**What is needed**: Write the data below out exactly as it stands. Do not include the pictures.
======
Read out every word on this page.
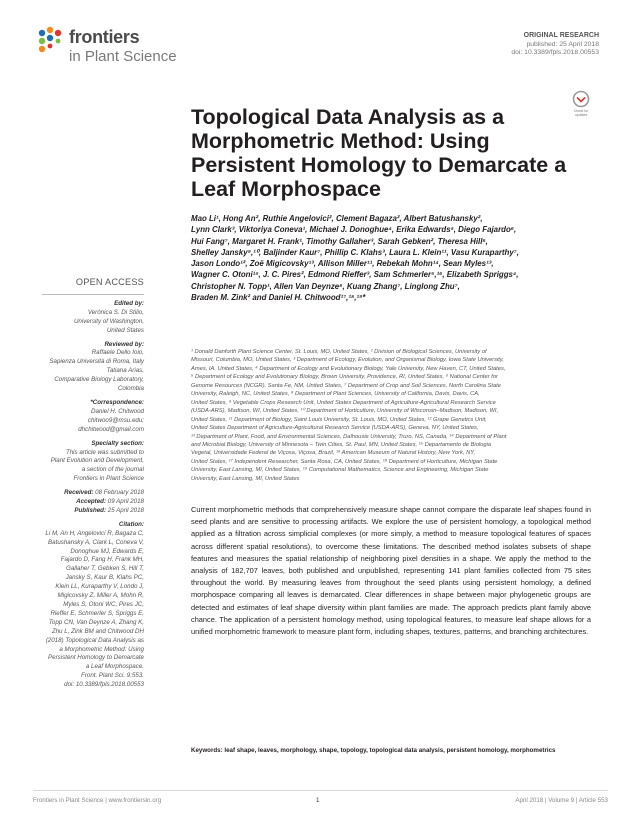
frontiers
in Plant Science
ORIGINAL RESEARCH
published: 25 April 2018
doi: 10.3389/fpls.2018.00553
Check for
updates
Topological Data Analysis as a Morphometric Method: Using Persistent Homology to Demarcate a Leaf Morphospace
Mao Li¹, Hong An², Ruthie Angelovici², Clement Bagaza², Albert Batushansky²,
Lynn Clark³, Viktoriya Coneva¹, Michael J. Donoghue⁴, Erika Edwards⁵, Diego Fajardo⁶,
Hui Fang⁷, Margaret H. Frank¹, Timothy Gallaher³, Sarah Gebken², Theresa Hill⁸,
Shelley Jansky⁹,¹⁰, Baljinder Kaur⁷, Phillip C. Klahs³, Laura L. Klein¹¹, Vasu Kuraparthy⁷,
Jason Londo¹², Zoë Migicovsky¹³, Allison Miller¹¹, Rebekah Mohn¹⁴, Sean Myles¹³,
Wagner C. Otoni¹⁵, J. C. Pires², Edmond Rieffer³, Sam Schmerler⁵,¹⁶, Elizabeth Spriggs⁴,
Christopher N. Topp¹, Allen Van Deynze⁸, Kuang Zhang⁷, Linglong Zhu⁷,
Braden M. Zink² and Daniel H. Chitwood¹⁷,¹⁸,¹⁹*
¹ Donald Danforth Plant Science Center, St. Louis, MO, United States, ² Division of Biological Sciences, University of
Missouri, Columbia, MO, United States, ³ Department of Ecology, Evolution, and Organismal Biology, Iowa State University,
Ames, IA, United States, ⁴ Department of Ecology and Evolutionary Biology, Yale University, New Haven, CT, United States,
⁵ Department of Ecology and Evolutionary Biology, Brown University, Providence, RI, United States, ⁶ National Center for
Genome Resources (NCGR), Santa Fe, NM, United States, ⁷ Department of Crop and Soil Sciences, North Carolina State
University, Raleigh, NC, United States, ⁸ Department of Plant Sciences, University of California, Davis, Davis, CA,
United States, ⁹ Vegetable Crops Research Unit, United States Department of Agriculture-Agricultural Research Service
(USDA-ARS), Madison, WI, United States, ¹⁰ Department of Horticulture, University of Wisconsin–Madison, Madison, WI,
United States, ¹¹ Department of Biology, Saint Louis University, St. Louis, MO, United States, ¹² Grape Genetics Unit,
United States Department of Agriculture-Agricultural Research Service (USDA-ARS), Geneva, NY, United States,
¹³ Department of Plant, Food, and Environmental Sciences, Dalhousie University, Truro, NS, Canada, ¹⁴ Department of Plant
and Microbial Biology, University of Minnesota – Twin Cities, St. Paul, MN, United States, ¹⁵ Departamento de Biologia
Vegetal, Universidade Federal de Viçosa, Viçosa, Brazil, ¹⁶ American Museum of Natural History, New York, NY,
United States, ¹⁷ Independent Researcher, Santa Rosa, CA, United States, ¹⁸ Department of Horticulture, Michigan State
University, East Lansing, MI, United States, ¹⁹ Computational Mathematics, Science and Engineering, Michigan State
University, East Lansing, MI, United States
Current morphometric methods that comprehensively measure shape cannot compare the disparate leaf shapes found in seed plants and are sensitive to processing artifacts. We explore the use of persistent homology, a topological method applied as a filtration across simplicial complexes (or more simply, a method to measure topological features of spaces across different spatial resolutions), to overcome these limitations. The described method isolates subsets of shape features and measures the spatial relationship of neighboring pixel densities in a shape. We apply the method to the analysis of 182,707 leaves, both published and unpublished, representing 141 plant families collected from 75 sites throughout the world. By measuring leaves from throughout the seed plants using persistent homology, a defined morphospace comparing all leaves is demarcated. Clear differences in shape between major phylogenetic groups are detected and estimates of leaf shape diversity within plant families are made. The approach predicts plant family above chance. The application of a persistent homology method, using topological features, to measure leaf shape allows for a unified morphometric framework to measure plant form, including shapes, textures, patterns, and branching architectures.
Keywords: leaf shape, leaves, morphology, shape, topology, topological data analysis, persistent homology, morphometrics
OPEN ACCESS
Edited by:
Verónica S. Di Stilio,
University of Washington,
United States
Reviewed by:
Raffaele Dello Ioio,
Sapienza Università di Roma, Italy
Tatiana Arias,
Comparative Biology Laboratory,
Colombia
*Correspondence:
Daniel H. Chitwood
chitwoo9@msu.edu;
dhchitwood@gmail.com
Specialty section:
This article was submitted to
Plant Evolution and Development,
a section of the journal
Frontiers in Plant Science
Received: 08 February 2018
Accepted: 09 April 2018
Published: 25 April 2018
Citation:
Li M, An H, Angelovici R, Bagaza C,
Batushansky A, Clark L, Coneva V,
Donoghue MJ, Edwards E,
Fajardo D, Fang H, Frank MH,
Gallaher T, Gebken S, Hill T,
Jansky S, Kaur B, Klahs PC,
Klein LL, Kuraparthy V, Londo J,
Migicovsky Z, Miller A, Mohn R,
Myles S, Otoni WC, Pires JC,
Rieffer E, Schmerler S, Spriggs E,
Topp CN, Van Deynze A, Zhang K,
Zhu L, Zink BM and Chitwood DH
(2018) Topological Data Analysis as
a Morphometric Method: Using
Persistent Homology to Demarcate
a Leaf Morphospace.
Front. Plant Sci. 9:553.
doi: 10.3389/fpls.2018.00553
Frontiers in Plant Science | www.frontiersin.org	1	April 2018 | Volume 9 | Article 553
======
**Result of this task**:
Read out every word on this page.
frontiers
in Plant Science
ORIGINAL RESEARCH
published: 25 April 2018
doi: 10.3389/fpls.2018.00553
Check for
updates
Topological Data Analysis as a Morphometric Method: Using Persistent Homology to Demarcate a Leaf Morphospace
Mao Li¹, Hong An², Ruthie Angelovici², Clement Bagaza², Albert Batushansky²,
Lynn Clark³, Viktoriya Coneva¹, Michael J. Donoghue⁴, Erika Edwards⁵, Diego Fajardo⁶,
Hui Fang⁷, Margaret H. Frank¹, Timothy Gallaher³, Sarah Gebken², Theresa Hill⁸,
Shelley Jansky⁹,¹⁰, Baljinder Kaur⁷, Phillip C. Klahs³, Laura L. Klein¹¹, Vasu Kuraparthy⁷,
Jason Londo¹², Zoë Migicovsky¹³, Allison Miller¹¹, Rebekah Mohn¹⁴, Sean Myles¹³,
Wagner C. Otoni¹⁵, J. C. Pires², Edmond Rieffer³, Sam Schmerler⁵,¹⁶, Elizabeth Spriggs⁴,
Christopher N. Topp¹, Allen Van Deynze⁸, Kuang Zhang⁷, Linglong Zhu⁷,
Braden M. Zink² and Daniel H. Chitwood¹⁷,¹⁸,¹⁹*
¹ Donald Danforth Plant Science Center, St. Louis, MO, United States, ² Division of Biological Sciences, University of
Missouri, Columbia, MO, United States, ³ Department of Ecology, Evolution, and Organismal Biology, Iowa State University,
Ames, IA, United States, ⁴ Department of Ecology and Evolutionary Biology, Yale University, New Haven, CT, United States,
⁵ Department of Ecology and Evolutionary Biology, Brown University, Providence, RI, United States, ⁶ National Center for
Genome Resources (NCGR), Santa Fe, NM, United States, ⁷ Department of Crop and Soil Sciences, North Carolina State
University, Raleigh, NC, United States, ⁸ Department of Plant Sciences, University of California, Davis, Davis, CA,
United States, ⁹ Vegetable Crops Research Unit, United States Department of Agriculture-Agricultural Research Service
(USDA-ARS), Madison, WI, United States, ¹⁰ Department of Horticulture, University of Wisconsin–Madison, Madison, WI,
United States, ¹¹ Department of Biology, Saint Louis University, St. Louis, MO, United States, ¹² Grape Genetics Unit,
United States Department of Agriculture-Agricultural Research Service (USDA-ARS), Geneva, NY, United States,
¹³ Department of Plant, Food, and Environmental Sciences, Dalhousie University, Truro, NS, Canada, ¹⁴ Department of Plant
and Microbial Biology, University of Minnesota – Twin Cities, St. Paul, MN, United States, ¹⁵ Departamento de Biologia
Vegetal, Universidade Federal de Viçosa, Viçosa, Brazil, ¹⁶ American Museum of Natural History, New York, NY,
United States, ¹⁷ Independent Researcher, Santa Rosa, CA, United States, ¹⁸ Department of Horticulture, Michigan State
University, East Lansing, MI, United States, ¹⁹ Computational Mathematics, Science and Engineering, Michigan State
University, East Lansing, MI, United States
Current morphometric methods that comprehensively measure shape cannot compare the disparate leaf shapes found in seed plants and are sensitive to processing artifacts. We explore the use of persistent homology, a topological method applied as a filtration across simplicial complexes (or more simply, a method to measure topological features of spaces across different spatial resolutions), to overcome these limitations. The described method isolates subsets of shape features and measures the spatial relationship of neighboring pixel densities in a shape. We apply the method to the analysis of 182,707 leaves, both published and unpublished, representing 141 plant families collected from 75 sites throughout the world. By measuring leaves from throughout the seed plants using persistent homology, a defined morphospace comparing all leaves is demarcated. Clear differences in shape between major phylogenetic groups are detected and estimates of leaf shape diversity within plant families are made. The approach predicts plant family above chance. The application of a persistent homology method, using topological features, to measure leaf shape allows for a unified morphometric framework to measure plant form, including shapes, textures, patterns, and branching architectures.
Keywords: leaf shape, leaves, morphology, shape, topology, topological data analysis, persistent homology, morphometrics
OPEN ACCESS
Edited by:
Verónica S. Di Stilio,
University of Washington,
United States
Reviewed by:
Raffaele Dello Ioio,
Sapienza Università di Roma, Italy
Tatiana Arias,
Comparative Biology Laboratory,
Colombia
*Correspondence:
Daniel H. Chitwood
chitwoo9@msu.edu;
dhchitwood@gmail.com
Specialty section:
This article was submitted to
Plant Evolution and Development,
a section of the journal
Frontiers in Plant Science
Received: 08 February 2018
Accepted: 09 April 2018
Published: 25 April 2018
Citation:
Li M, An H, Angelovici R, Bagaza C,
Batushansky A, Clark L, Coneva V,
Donoghue MJ, Edwards E,
Fajardo D, Fang H, Frank MH,
Gallaher T, Gebken S, Hill T,
Jansky S, Kaur B, Klahs PC,
Klein LL, Kuraparthy V, Londo J,
Migicovsky Z, Miller A, Mohn R,
Myles S, Otoni WC, Pires JC,
Rieffer E, Schmerler S, Spriggs E,
Topp CN, Van Deynze A, Zhang K,
Zhu L, Zink BM and Chitwood DH
(2018) Topological Data Analysis as
a Morphometric Method: Using
Persistent Homology to Demarcate
a Leaf Morphospace.
Front. Plant Sci. 9:553.
doi: 10.3389/fpls.2018.00553
Frontiers in Plant Science | www.frontiersin.org	1	April 2018 | Volume 9 | Article 553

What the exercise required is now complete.